## Okunacak Metin:
-*-*-

Mühim olan o yurtlarda kalanların gerçekten eğitimlerinin, gözetimlerinin, barınmalarının en iyi şekilde sağlanmasıdır ve bu müesseselerden azami istifadeyi sağlamaları gerekir. Ama öbür taraftan korunmaya muhtaç çocuklar meselesiyle ilgili de yeni bir anlayışın geliştirilmesi gerekir. Ben bu tür kurumlara belli bir dönem baktığım için ifade etmek istiyorum; bugün bütün dünyada da kurumda bakım yerine aile yanında bakım, koruyucu aile daha çok öne çıkıyor. Bana göre de doğru olanı budur.''
Merkez Bankası'nın faiz indirimi konusunda talep olup olmadığı yönündeki soruya da Çiçek, iş dünyasında genel bir beklenti olduğunu kaydetti. Çiçek, şunları söyledi: ''Olay ekonomik bir olaydır. Sadece beklentiyle ilgili değildir.

-*-*-

## Satır Kümesi:
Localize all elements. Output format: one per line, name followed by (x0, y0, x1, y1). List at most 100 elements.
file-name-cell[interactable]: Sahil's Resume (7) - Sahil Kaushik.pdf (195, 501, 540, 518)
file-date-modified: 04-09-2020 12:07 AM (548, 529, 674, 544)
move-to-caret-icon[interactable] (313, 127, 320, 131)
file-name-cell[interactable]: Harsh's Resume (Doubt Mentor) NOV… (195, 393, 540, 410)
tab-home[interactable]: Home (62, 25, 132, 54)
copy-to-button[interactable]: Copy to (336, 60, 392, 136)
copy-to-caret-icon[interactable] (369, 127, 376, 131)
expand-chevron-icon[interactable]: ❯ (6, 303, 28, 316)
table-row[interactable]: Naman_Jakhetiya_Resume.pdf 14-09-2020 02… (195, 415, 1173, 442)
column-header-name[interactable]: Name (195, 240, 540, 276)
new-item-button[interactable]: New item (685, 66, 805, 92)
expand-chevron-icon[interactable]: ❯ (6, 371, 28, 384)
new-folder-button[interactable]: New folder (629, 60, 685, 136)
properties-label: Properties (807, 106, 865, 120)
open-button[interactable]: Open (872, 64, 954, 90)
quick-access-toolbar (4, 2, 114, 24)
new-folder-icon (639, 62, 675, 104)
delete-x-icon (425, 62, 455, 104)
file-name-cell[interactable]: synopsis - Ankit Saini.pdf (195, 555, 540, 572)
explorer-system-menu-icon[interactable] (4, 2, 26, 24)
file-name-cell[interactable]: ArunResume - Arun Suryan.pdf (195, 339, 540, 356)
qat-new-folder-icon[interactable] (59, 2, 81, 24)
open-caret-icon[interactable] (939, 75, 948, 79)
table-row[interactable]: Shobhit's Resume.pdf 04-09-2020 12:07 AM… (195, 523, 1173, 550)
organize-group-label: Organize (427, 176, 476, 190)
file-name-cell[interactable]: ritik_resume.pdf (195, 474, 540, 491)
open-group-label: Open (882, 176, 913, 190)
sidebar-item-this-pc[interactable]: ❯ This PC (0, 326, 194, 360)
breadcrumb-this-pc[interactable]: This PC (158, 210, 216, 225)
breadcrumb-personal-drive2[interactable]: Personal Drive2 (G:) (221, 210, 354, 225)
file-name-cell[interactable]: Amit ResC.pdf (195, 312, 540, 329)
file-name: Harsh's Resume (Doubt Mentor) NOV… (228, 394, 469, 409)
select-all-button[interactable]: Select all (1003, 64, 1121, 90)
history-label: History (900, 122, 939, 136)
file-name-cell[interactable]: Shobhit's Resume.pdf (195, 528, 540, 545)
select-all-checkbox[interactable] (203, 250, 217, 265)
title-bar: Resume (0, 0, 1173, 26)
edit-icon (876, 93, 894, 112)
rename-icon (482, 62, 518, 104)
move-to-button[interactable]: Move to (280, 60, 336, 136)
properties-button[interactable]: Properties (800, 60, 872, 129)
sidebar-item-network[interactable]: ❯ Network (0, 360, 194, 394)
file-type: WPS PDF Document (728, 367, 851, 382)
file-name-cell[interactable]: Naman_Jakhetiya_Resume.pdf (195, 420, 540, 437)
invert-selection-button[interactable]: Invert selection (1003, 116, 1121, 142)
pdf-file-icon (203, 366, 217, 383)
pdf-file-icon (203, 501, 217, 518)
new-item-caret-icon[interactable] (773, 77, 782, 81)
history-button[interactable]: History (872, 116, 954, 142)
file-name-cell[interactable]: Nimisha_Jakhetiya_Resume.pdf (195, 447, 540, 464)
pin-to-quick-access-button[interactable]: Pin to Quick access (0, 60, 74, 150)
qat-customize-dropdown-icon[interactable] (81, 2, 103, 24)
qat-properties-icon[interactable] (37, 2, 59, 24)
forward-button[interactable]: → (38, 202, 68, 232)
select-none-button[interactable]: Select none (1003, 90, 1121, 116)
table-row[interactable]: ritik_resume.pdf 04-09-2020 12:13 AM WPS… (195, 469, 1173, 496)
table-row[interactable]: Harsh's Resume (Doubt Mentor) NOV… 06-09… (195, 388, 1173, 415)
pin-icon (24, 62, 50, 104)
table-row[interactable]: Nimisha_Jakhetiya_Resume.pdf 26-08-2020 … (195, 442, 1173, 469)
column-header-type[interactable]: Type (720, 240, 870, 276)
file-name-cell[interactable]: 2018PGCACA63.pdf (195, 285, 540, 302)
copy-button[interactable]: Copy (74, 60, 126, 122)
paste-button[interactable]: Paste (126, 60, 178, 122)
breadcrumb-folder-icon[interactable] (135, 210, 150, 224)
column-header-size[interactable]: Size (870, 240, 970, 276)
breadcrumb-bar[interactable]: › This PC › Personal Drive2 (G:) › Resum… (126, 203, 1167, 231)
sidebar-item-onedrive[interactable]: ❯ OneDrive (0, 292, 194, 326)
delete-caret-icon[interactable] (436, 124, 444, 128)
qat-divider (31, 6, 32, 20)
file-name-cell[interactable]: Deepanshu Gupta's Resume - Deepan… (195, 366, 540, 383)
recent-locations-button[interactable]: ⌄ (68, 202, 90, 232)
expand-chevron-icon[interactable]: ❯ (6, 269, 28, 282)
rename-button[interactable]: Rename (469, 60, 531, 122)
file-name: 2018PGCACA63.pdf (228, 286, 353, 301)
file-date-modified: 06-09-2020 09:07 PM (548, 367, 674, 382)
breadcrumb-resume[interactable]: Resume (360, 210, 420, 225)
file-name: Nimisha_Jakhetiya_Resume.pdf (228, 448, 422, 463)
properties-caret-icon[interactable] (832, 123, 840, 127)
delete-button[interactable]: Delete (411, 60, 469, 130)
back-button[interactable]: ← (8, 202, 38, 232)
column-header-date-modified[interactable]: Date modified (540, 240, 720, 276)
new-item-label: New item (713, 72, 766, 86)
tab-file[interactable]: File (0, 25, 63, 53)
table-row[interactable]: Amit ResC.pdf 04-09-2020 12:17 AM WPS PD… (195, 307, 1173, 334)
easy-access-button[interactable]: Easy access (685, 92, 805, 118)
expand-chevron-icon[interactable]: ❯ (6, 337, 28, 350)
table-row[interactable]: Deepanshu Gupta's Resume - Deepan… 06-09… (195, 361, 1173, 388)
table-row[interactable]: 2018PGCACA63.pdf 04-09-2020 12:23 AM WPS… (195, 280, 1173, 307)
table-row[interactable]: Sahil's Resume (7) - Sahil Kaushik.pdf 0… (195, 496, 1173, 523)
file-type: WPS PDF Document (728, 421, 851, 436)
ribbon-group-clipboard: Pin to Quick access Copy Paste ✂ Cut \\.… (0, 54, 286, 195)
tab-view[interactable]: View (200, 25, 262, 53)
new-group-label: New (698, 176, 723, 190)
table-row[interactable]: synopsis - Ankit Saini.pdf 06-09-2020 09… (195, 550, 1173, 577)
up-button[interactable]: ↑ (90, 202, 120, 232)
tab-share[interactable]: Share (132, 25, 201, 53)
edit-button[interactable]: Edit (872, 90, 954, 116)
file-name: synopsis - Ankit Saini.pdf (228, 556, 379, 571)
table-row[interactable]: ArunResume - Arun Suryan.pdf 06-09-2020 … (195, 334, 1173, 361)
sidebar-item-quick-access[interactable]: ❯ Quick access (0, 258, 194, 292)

-*-*-

## Yapılacak İşler:
a: Okunacak metne göre aşağıdaki soruları yanıtlayın:
(i) Konuşmacıya göre bugün bütün dünyada kurumda bakım yerine ne öne çıkıyor?
(ii) Çiçek, faiz indirimi konusunda iş dünyasında ne olduğunu kaydetti?
(iii) Çiçek olayı ne tür bir olay olarak nitelendirdi?
b: Satırların başından "organize-group-label: Organize (427, 176, 476, 190)" içeren satıra kadar olan satırları, iki uç da dahil, No ve Satır sütunlarıyla bir Markdown tablosu olarak ifade edin. Boş satırları dışarıda bırakın.

## Görev Yanıtları:
a:
(i) Aile yanında bakım, yani koruyucu aile.
(ii) Genel bir beklenti olduğunu.
(iii) Ekonomik bir olay.

b:
| No | Satır |
|---|---|
| 1 | Localize all elements. Output format: one per line, name followed by (x0, y0, x1, y1). List at most 100 elements. |
| 2 | file-name-cell[interactable]: Sahil's Resume (7) - Sahil Kaushik.pdf (195, 501, 540, 518) |
| 3 | file-date-modified: 04-09-2020 12:07 AM (548, 529, 674, 544) |
| 4 | move-to-caret-icon[interactable] (313, 127, 320, 131) |
| 5 | file-name-cell[interactable]: Harsh's Resume (Doubt Mentor) NOV… (195, 393, 540, 410) |
| 6 | tab-home[interactable]: Home (62, 25, 132, 54) |
| 7 | copy-to-button[interactable]: Copy to (336, 60, 392, 136) |
| 8 | copy-to-caret-icon[interactable] (369, 127, 376, 131) |
| 9 | expand-chevron-icon[interactable]: ❯ (6, 303, 28, 316) |
| 10 | table-row[interactable]: Naman_Jakhetiya_Resume.pdf 14-09-2020 02… (195, 415, 1173, 442) |
| 11 | column-header-name[interactable]: Name (195, 240, 540, 276) |
| 12 | new-item-button[interactable]: New item (685, 66, 805, 92) |
| 13 | expand-chevron-icon[interactable]: ❯ (6, 371, 28, 384) |
| 14 | new-folder-button[interactable]: New folder (629, 60, 685, 136) |
| 15 | properties-label: Properties (807, 106, 865, 120) |
| 16 | open-button[interactable]: Open (872, 64, 954, 90) |
| 17 | quick-access-toolbar (4, 2, 114, 24) |
| 18 | new-folder-icon (639, 62, 675, 104) |
| 19 | delete-x-icon (425, 62, 455, 104) |
| 20 | file-name-cell[interactable]: synopsis - Ankit Saini.pdf (195, 555, 540, 572) |
| 21 | explorer-system-menu-icon[interactable] (4, 2, 26, 24) |
| 22 | file-name-cell[interactable]: ArunResume - Arun Suryan.pdf (195, 339, 540, 356) |
| 23 | qat-new-folder-icon[interactable] (59, 2, 81, 24) |
| 24 | open-caret-icon[interactable] (939, 75, 948, 79) |
| 25 | table-row[interactable]: Shobhit's Resume.pdf 04-09-2020 12:07 AM… (195, 523, 1173, 550) |
| 26 | organize-group-label: Organize (427, 176, 476, 190) |